» TASK: Your job is to retype all of the data word for word, leaving every image out.
* START RECORDS FOR THIS TASK *
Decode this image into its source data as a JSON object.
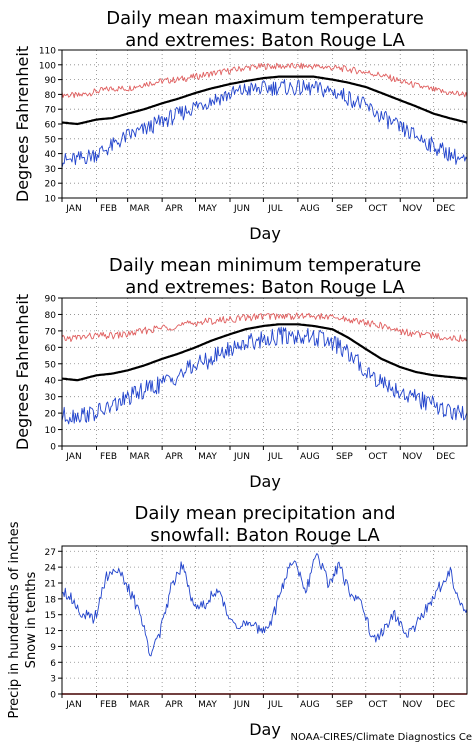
{
  "credit": "NOAA-CIRES/Climate Diagnostics Ce",
  "colors": {
    "mean": "#000000",
    "extreme_high": "#e06060",
    "extreme_low": "#2244cc",
    "snow": "#cc0000",
    "grid": "#888888"
  },
  "chart_data": [
    {
      "type": "line",
      "title": "Daily mean maximum temperature\nand extremes: Baton Rouge LA",
      "xlabel": "Day",
      "ylabel": "Degrees Fahrenheit",
      "months": [
        "JAN",
        "FEB",
        "MAR",
        "APR",
        "MAY",
        "JUN",
        "JUL",
        "AUG",
        "SEP",
        "OCT",
        "NOV",
        "DEC"
      ],
      "ylim": [
        10,
        110
      ],
      "yticks": [
        10,
        20,
        30,
        40,
        50,
        60,
        70,
        80,
        90,
        100,
        110
      ],
      "grid": true,
      "series": [
        {
          "role": "extreme_high",
          "x": [
            1,
            15,
            32,
            46,
            60,
            75,
            91,
            105,
            121,
            135,
            152,
            166,
            182,
            196,
            213,
            227,
            244,
            258,
            274,
            288,
            305,
            319,
            335,
            349,
            365
          ],
          "values": [
            80,
            79,
            82,
            84,
            84,
            87,
            89,
            90,
            92,
            94,
            96,
            98,
            99,
            99,
            99,
            99,
            98,
            97,
            95,
            93,
            89,
            86,
            83,
            81,
            80
          ]
        },
        {
          "role": "mean",
          "x": [
            1,
            15,
            32,
            46,
            60,
            75,
            91,
            105,
            121,
            135,
            152,
            166,
            182,
            196,
            213,
            227,
            244,
            258,
            274,
            288,
            305,
            319,
            335,
            349,
            365
          ],
          "values": [
            61,
            60,
            63,
            64,
            67,
            70,
            74,
            77,
            81,
            84,
            87,
            89,
            91,
            92,
            92,
            92,
            90,
            88,
            85,
            81,
            76,
            72,
            67,
            64,
            61
          ]
        },
        {
          "role": "extreme_low",
          "x": [
            1,
            15,
            32,
            46,
            60,
            75,
            91,
            105,
            121,
            135,
            152,
            166,
            182,
            196,
            213,
            227,
            244,
            258,
            274,
            288,
            305,
            319,
            335,
            349,
            365
          ],
          "values": [
            35,
            36,
            40,
            45,
            52,
            56,
            62,
            66,
            72,
            76,
            80,
            83,
            84,
            85,
            84,
            84,
            82,
            78,
            72,
            65,
            57,
            52,
            45,
            40,
            34
          ]
        }
      ]
    },
    {
      "type": "line",
      "title": "Daily mean minimum temperature\nand extremes: Baton Rouge LA",
      "xlabel": "Day",
      "ylabel": "Degrees Fahrenheit",
      "months": [
        "JAN",
        "FEB",
        "MAR",
        "APR",
        "MAY",
        "JUN",
        "JUL",
        "AUG",
        "SEP",
        "OCT",
        "NOV",
        "DEC"
      ],
      "ylim": [
        0,
        90
      ],
      "yticks": [
        0,
        10,
        20,
        30,
        40,
        50,
        60,
        70,
        80,
        90
      ],
      "grid": true,
      "series": [
        {
          "role": "extreme_high",
          "x": [
            1,
            15,
            32,
            46,
            60,
            75,
            91,
            105,
            121,
            135,
            152,
            166,
            182,
            196,
            213,
            227,
            244,
            258,
            274,
            288,
            305,
            319,
            335,
            349,
            365
          ],
          "values": [
            65,
            66,
            67,
            67,
            68,
            70,
            72,
            73,
            75,
            76,
            77,
            78,
            79,
            79,
            79,
            79,
            78,
            77,
            75,
            73,
            70,
            68,
            67,
            66,
            65
          ]
        },
        {
          "role": "mean",
          "x": [
            1,
            15,
            32,
            46,
            60,
            75,
            91,
            105,
            121,
            135,
            152,
            166,
            182,
            196,
            213,
            227,
            244,
            258,
            274,
            288,
            305,
            319,
            335,
            349,
            365
          ],
          "values": [
            41,
            40,
            43,
            44,
            46,
            49,
            53,
            56,
            60,
            64,
            68,
            71,
            73,
            74,
            74,
            73,
            71,
            66,
            59,
            53,
            48,
            45,
            43,
            42,
            41
          ]
        },
        {
          "role": "extreme_low",
          "x": [
            1,
            15,
            32,
            46,
            60,
            75,
            91,
            105,
            121,
            135,
            152,
            166,
            182,
            196,
            213,
            227,
            244,
            258,
            274,
            288,
            305,
            319,
            335,
            349,
            365
          ],
          "values": [
            18,
            19,
            20,
            24,
            29,
            34,
            38,
            43,
            49,
            53,
            59,
            63,
            65,
            67,
            67,
            66,
            63,
            56,
            46,
            39,
            33,
            29,
            25,
            21,
            19
          ]
        }
      ]
    },
    {
      "type": "line",
      "title": "Daily mean precipitation and\nsnowfall: Baton Rouge LA",
      "xlabel": "Day",
      "ylabel": "Precip in hundredths of inches\nSnow in tenths",
      "months": [
        "JAN",
        "FEB",
        "MAR",
        "APR",
        "MAY",
        "JUN",
        "JUL",
        "AUG",
        "SEP",
        "OCT",
        "NOV",
        "DEC"
      ],
      "ylim": [
        0,
        28
      ],
      "yticks": [
        0,
        3,
        6,
        9,
        12,
        15,
        18,
        21,
        24,
        27
      ],
      "grid": true,
      "series": [
        {
          "role": "precip",
          "x": [
            1,
            10,
            20,
            30,
            40,
            50,
            60,
            70,
            80,
            90,
            100,
            110,
            120,
            130,
            140,
            150,
            160,
            170,
            180,
            190,
            200,
            210,
            220,
            230,
            240,
            250,
            260,
            270,
            280,
            290,
            300,
            310,
            320,
            330,
            340,
            350,
            360,
            365
          ],
          "values": [
            20,
            18,
            15,
            14,
            22,
            24,
            20,
            16,
            8,
            12,
            21,
            25,
            16,
            17,
            20,
            15,
            13,
            13,
            12,
            14,
            21,
            26,
            19,
            27,
            21,
            24,
            19,
            18,
            10,
            12,
            15,
            11,
            13,
            17,
            20,
            23,
            17,
            16
          ]
        },
        {
          "role": "snow",
          "x": [
            1,
            365
          ],
          "values": [
            0,
            0
          ]
        }
      ]
    }
  ]
}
* END RECORDS FOR THIS TASK *
» TASK RESULT:
Decode this image into its source data as a JSON object.
{
  "credit": "NOAA-CIRES/Climate Diagnostics Ce",
  "colors": {
    "mean": "#000000",
    "extreme_high": "#e06060",
    "extreme_low": "#2244cc",
    "snow": "#cc0000",
    "grid": "#888888"
  },
  "chart_data": [
    {
      "type": "line",
      "title": "Daily mean maximum temperature\nand extremes: Baton Rouge LA",
      "xlabel": "Day",
      "ylabel": "Degrees Fahrenheit",
      "months": [
        "JAN",
        "FEB",
        "MAR",
        "APR",
        "MAY",
        "JUN",
        "JUL",
        "AUG",
        "SEP",
        "OCT",
        "NOV",
        "DEC"
      ],
      "ylim": [
        10,
        110
      ],
      "yticks": [
        10,
        20,
        30,
        40,
        50,
        60,
        70,
        80,
        90,
        100,
        110
      ],
      "grid": true,
      "series": [
        {
          "role": "extreme_high",
          "x": [
            1,
            15,
            32,
            46,
            60,
            75,
            91,
            105,
            121,
            135,
            152,
            166,
            182,
            196,
            213,
            227,
            244,
            258,
            274,
            288,
            305,
            319,
            335,
            349,
            365
          ],
          "values": [
            80,
            79,
            82,
            84,
            84,
            87,
            89,
            90,
            92,
            94,
            96,
            98,
            99,
            99,
            99,
            99,
            98,
            97,
            95,
            93,
            89,
            86,
            83,
            81,
            80
          ]
        },
        {
          "role": "mean",
          "x": [
            1,
            15,
            32,
            46,
            60,
            75,
            91,
            105,
            121,
            135,
            152,
            166,
            182,
            196,
            213,
            227,
            244,
            258,
            274,
            288,
            305,
            319,
            335,
            349,
            365
          ],
          "values": [
            61,
            60,
            63,
            64,
            67,
            70,
            74,
            77,
            81,
            84,
            87,
            89,
            91,
            92,
            92,
            92,
            90,
            88,
            85,
            81,
            76,
            72,
            67,
            64,
            61
          ]
        },
        {
          "role": "extreme_low",
          "x": [
            1,
            15,
            32,
            46,
            60,
            75,
            91,
            105,
            121,
            135,
            152,
            166,
            182,
            196,
            213,
            227,
            244,
            258,
            274,
            288,
            305,
            319,
            335,
            349,
            365
          ],
          "values": [
            35,
            36,
            40,
            45,
            52,
            56,
            62,
            66,
            72,
            76,
            80,
            83,
            84,
            85,
            84,
            84,
            82,
            78,
            72,
            65,
            57,
            52,
            45,
            40,
            34
          ]
        }
      ]
    },
    {
      "type": "line",
      "title": "Daily mean minimum temperature\nand extremes: Baton Rouge LA",
      "xlabel": "Day",
      "ylabel": "Degrees Fahrenheit",
      "months": [
        "JAN",
        "FEB",
        "MAR",
        "APR",
        "MAY",
        "JUN",
        "JUL",
        "AUG",
        "SEP",
        "OCT",
        "NOV",
        "DEC"
      ],
      "ylim": [
        0,
        90
      ],
      "yticks": [
        0,
        10,
        20,
        30,
        40,
        50,
        60,
        70,
        80,
        90
      ],
      "grid": true,
      "series": [
        {
          "role": "extreme_high",
          "x": [
            1,
            15,
            32,
            46,
            60,
            75,
            91,
            105,
            121,
            135,
            152,
            166,
            182,
            196,
            213,
            227,
            244,
            258,
            274,
            288,
            305,
            319,
            335,
            349,
            365
          ],
          "values": [
            65,
            66,
            67,
            67,
            68,
            70,
            72,
            73,
            75,
            76,
            77,
            78,
            79,
            79,
            79,
            79,
            78,
            77,
            75,
            73,
            70,
            68,
            67,
            66,
            65
          ]
        },
        {
          "role": "mean",
          "x": [
            1,
            15,
            32,
            46,
            60,
            75,
            91,
            105,
            121,
            135,
            152,
            166,
            182,
            196,
            213,
            227,
            244,
            258,
            274,
            288,
            305,
            319,
            335,
            349,
            365
          ],
          "values": [
            41,
            40,
            43,
            44,
            46,
            49,
            53,
            56,
            60,
            64,
            68,
            71,
            73,
            74,
            74,
            73,
            71,
            66,
            59,
            53,
            48,
            45,
            43,
            42,
            41
          ]
        },
        {
          "role": "extreme_low",
          "x": [
            1,
            15,
            32,
            46,
            60,
            75,
            91,
            105,
            121,
            135,
            152,
            166,
            182,
            196,
            213,
            227,
            244,
            258,
            274,
            288,
            305,
            319,
            335,
            349,
            365
          ],
          "values": [
            18,
            19,
            20,
            24,
            29,
            34,
            38,
            43,
            49,
            53,
            59,
            63,
            65,
            67,
            67,
            66,
            63,
            56,
            46,
            39,
            33,
            29,
            25,
            21,
            19
          ]
        }
      ]
    },
    {
      "type": "line",
      "title": "Daily mean precipitation and\nsnowfall: Baton Rouge LA",
      "xlabel": "Day",
      "ylabel": "Precip in hundredths of inches\nSnow in tenths",
      "months": [
        "JAN",
        "FEB",
        "MAR",
        "APR",
        "MAY",
        "JUN",
        "JUL",
        "AUG",
        "SEP",
        "OCT",
        "NOV",
        "DEC"
      ],
      "ylim": [
        0,
        28
      ],
      "yticks": [
        0,
        3,
        6,
        9,
        12,
        15,
        18,
        21,
        24,
        27
      ],
      "grid": true,
      "series": [
        {
          "role": "precip",
          "x": [
            1,
            10,
            20,
            30,
            40,
            50,
            60,
            70,
            80,
            90,
            100,
            110,
            120,
            130,
            140,
            150,
            160,
            170,
            180,
            190,
            200,
            210,
            220,
            230,
            240,
            250,
            260,
            270,
            280,
            290,
            300,
            310,
            320,
            330,
            340,
            350,
            360,
            365
          ],
          "values": [
            20,
            18,
            15,
            14,
            22,
            24,
            20,
            16,
            8,
            12,
            21,
            25,
            16,
            17,
            20,
            15,
            13,
            13,
            12,
            14,
            21,
            26,
            19,
            27,
            21,
            24,
            19,
            18,
            10,
            12,
            15,
            11,
            13,
            17,
            20,
            23,
            17,
            16
          ]
        },
        {
          "role": "snow",
          "x": [
            1,
            365
          ],
          "values": [
            0,
            0
          ]
        }
      ]
    }
  ]
}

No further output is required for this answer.